Written problem:
Repeat every record below exactly, leaving out the pictures.

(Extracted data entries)

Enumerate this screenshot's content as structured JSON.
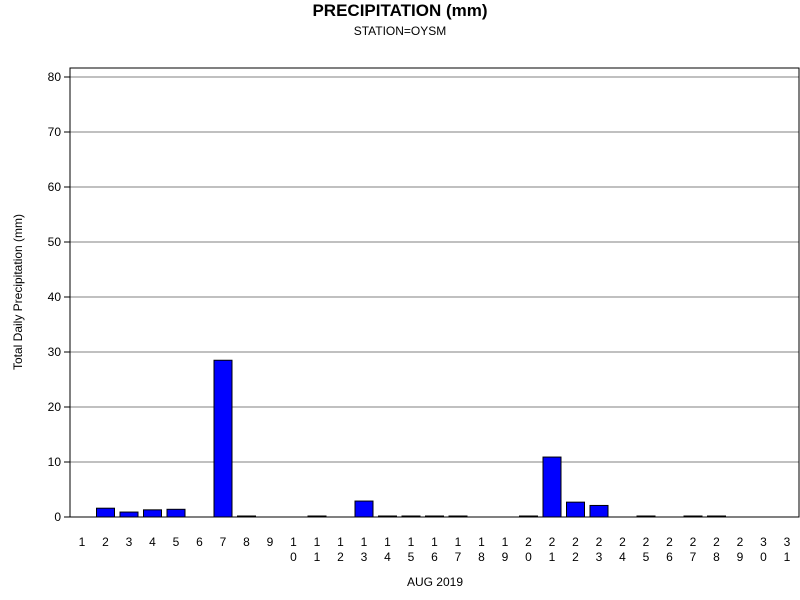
{
  "chart_data": {
    "type": "bar",
    "title": "PRECIPITATION (mm)",
    "subtitle": "STATION=OYSM",
    "xlabel": "AUG 2019",
    "ylabel": "Total Daily Precipitation (mm)",
    "ylim": [
      0,
      80
    ],
    "yticks": [
      0,
      10,
      20,
      30,
      40,
      50,
      60,
      70,
      80
    ],
    "grid": true,
    "bar_color": "#0000ff",
    "categories": [
      "1",
      "2",
      "3",
      "4",
      "5",
      "6",
      "7",
      "8",
      "9",
      "10",
      "11",
      "12",
      "13",
      "14",
      "15",
      "16",
      "17",
      "18",
      "19",
      "20",
      "21",
      "22",
      "23",
      "24",
      "25",
      "26",
      "27",
      "28",
      "29",
      "30",
      "31"
    ],
    "values": [
      0,
      1.6,
      0.9,
      1.3,
      1.4,
      0,
      28.5,
      0.1,
      0,
      0,
      0.1,
      0,
      2.9,
      0.1,
      0.1,
      0.1,
      0.1,
      0,
      0,
      0.1,
      10.9,
      2.7,
      2.1,
      0,
      0.1,
      0,
      0.1,
      0.1,
      0,
      0,
      0
    ]
  }
}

Result of the exercise:
Enumerate this screenshot's content as structured JSON.
{
  "chart_data": {
    "type": "bar",
    "title": "PRECIPITATION (mm)",
    "subtitle": "STATION=OYSM",
    "xlabel": "AUG 2019",
    "ylabel": "Total Daily Precipitation (mm)",
    "ylim": [
      0,
      80
    ],
    "yticks": [
      0,
      10,
      20,
      30,
      40,
      50,
      60,
      70,
      80
    ],
    "grid": true,
    "bar_color": "#0000ff",
    "categories": [
      "1",
      "2",
      "3",
      "4",
      "5",
      "6",
      "7",
      "8",
      "9",
      "10",
      "11",
      "12",
      "13",
      "14",
      "15",
      "16",
      "17",
      "18",
      "19",
      "20",
      "21",
      "22",
      "23",
      "24",
      "25",
      "26",
      "27",
      "28",
      "29",
      "30",
      "31"
    ],
    "values": [
      0,
      1.6,
      0.9,
      1.3,
      1.4,
      0,
      28.5,
      0.1,
      0,
      0,
      0.1,
      0,
      2.9,
      0.1,
      0.1,
      0.1,
      0.1,
      0,
      0,
      0.1,
      10.9,
      2.7,
      2.1,
      0,
      0.1,
      0,
      0.1,
      0.1,
      0,
      0,
      0
    ]
  }
}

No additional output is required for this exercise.